### Lesetext
Dow Corning - Innovationen mit Silizium
21.11.2011 -
Dow Corning - Innovationen mit Silizium
Ob reinstes Silizium für die Solar- oder Elektronikindustrie oder spezielle Silicone für die Textilchemie oder Kosmetika, das US Unternehmen Dow Corning fokusiert sich auf die Siliziumchemie wie kein anderes Unternehmen der Branche. Neben den USA, Japan und China gehört der deutsche Markt mit seiner wachstumsstarken Automobil- und Solarindustrie zu den wichtigsten Geschäftsregionen des Unternehmens. Rund 2,5 Mio. € investierte der Konzern in diesem Jahr in den Ausbau des Wiesbadener Standorts. Dr. Andrea Gruß sprach mit Klaus Hoffmann, Dow Corning European Area President, über Innovationen rund ums Silizium.
CHEManager: Herr Hoffmann, was ist das Kerngeschäft von Dow Corning?
Klaus Hoffmann: Unser Unternehmen wurde 1943 als Joint Venture von Dow Chemical und der Corning Corp. gegründet, mit dem Auftrag, die Siliziumchemie weiterzuentwickeln. Und hier liegt auch heute noch unser klarer Fokus. Alles, was auf dem Siliziumatom aufbaut, ist für uns von Interesse. Dieses Ziel ist in unserem Unternehmensleitbild verankert und unterscheidet unser Geschäft von all unseren Wettbewerbern: Chemieunternehmen, für die die Siliconproduktion nur einer von vielen Geschäftsbereichen ist.
CHEManager: Wo kommen Ihre Produkte zur Anwendung?
Klaus Hoffmann: Silicone verleihen vielen Dingen aus unserem Alltag einen Zusatznutzen. Im Laufe eines Tages kommen Sie mit zahlreichen Produkten in Berührung, die Silicone enthalten. Das beginnt morgens im Bad: Haarshampoos mit Conditioner enthalten Silicone; ein Deostick besteht zu 60 % aus Siliconwachs, der die Feuchtigkeit absorbiert. Auch in Feuchtigkeit spendenden Cremes und in Lippenstiften ist sehr oft Silicon enthalten.

### Erfasste Daten
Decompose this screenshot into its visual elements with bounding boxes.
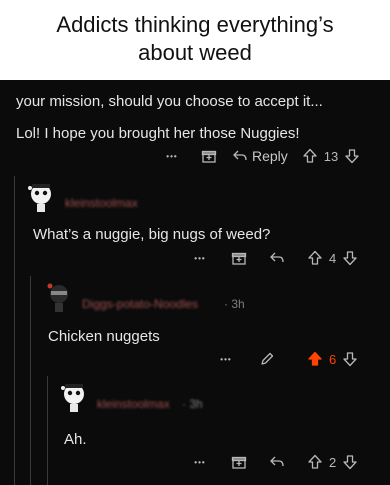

### Arbeitsauftrag
Schreib aus dem Text über Dow Corning die Passage wortgetreu ab, die mit „CHEManager: Herr Hoffmann, was“ beginnt und bis einschließlich „vielen Geschäftsbereichen ist.“ reicht. Stütze dich dabei nur auf den Text.

### Lösung
CHEManager: Herr Hoffmann, was ist das Kerngeschäft von Dow Corning?
Klaus Hoffmann: Unser Unternehmen wurde 1943 als Joint Venture von Dow Chemical und der Corning Corp. gegründet, mit dem Auftrag, die Siliziumchemie weiterzuentwickeln. Und hier liegt auch heute noch unser klarer Fokus. Alles, was auf dem Siliziumatom aufbaut, ist für uns von Interesse. Dieses Ziel ist in unserem Unternehmensleitbild verankert und unterscheidet unser Geschäft von all unseren Wettbewerbern: Chemieunternehmen, für die die Siliconproduktion nur einer von vielen Geschäftsbereichen ist.